Written problem:
Repeat the material below word for word and leave out all pictures.

---------------

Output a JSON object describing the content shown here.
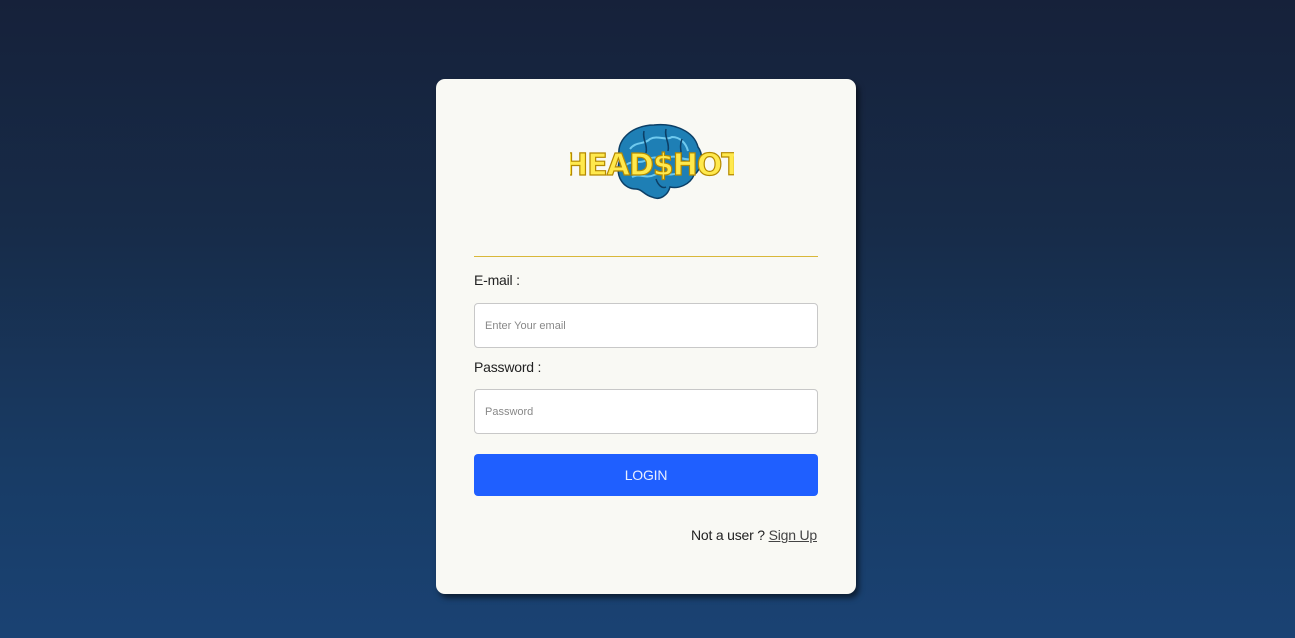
{
  "login_card": {
    "brand_name": "HEAD$HOT",
    "email_label": "E-mail :",
    "email_placeholder": "Enter Your email",
    "email_value": "",
    "password_label": "Password :",
    "password_placeholder": "Password",
    "password_value": "",
    "login_label": "LOGIN",
    "signup_prompt": "Not a user ?",
    "signup_link": "Sign Up"
  },
  "colors": {
    "accent": "#1f5fff",
    "divider": "#d9b83a",
    "card_bg": "#f9f9f4",
    "logo_text": "#ffe94d",
    "logo_brain": "#1e7fb5"
  },
  "icons": {
    "logo": "brain-logo-icon"
  }
}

---------------

Answer for the task:
Output a JSON object describing the content shown here.
{
  "login_card": {
    "brand_name": "HEAD$HOT",
    "email_label": "E-mail :",
    "email_placeholder": "Enter Your email",
    "email_value": "",
    "password_label": "Password :",
    "password_placeholder": "Password",
    "password_value": "",
    "login_label": "LOGIN",
    "signup_prompt": "Not a user ?",
    "signup_link": "Sign Up"
  },
  "colors": {
    "accent": "#1f5fff",
    "divider": "#d9b83a",
    "card_bg": "#f9f9f4",
    "logo_text": "#ffe94d",
    "logo_brain": "#1e7fb5"
  },
  "icons": {
    "logo": "brain-logo-icon"
  }
}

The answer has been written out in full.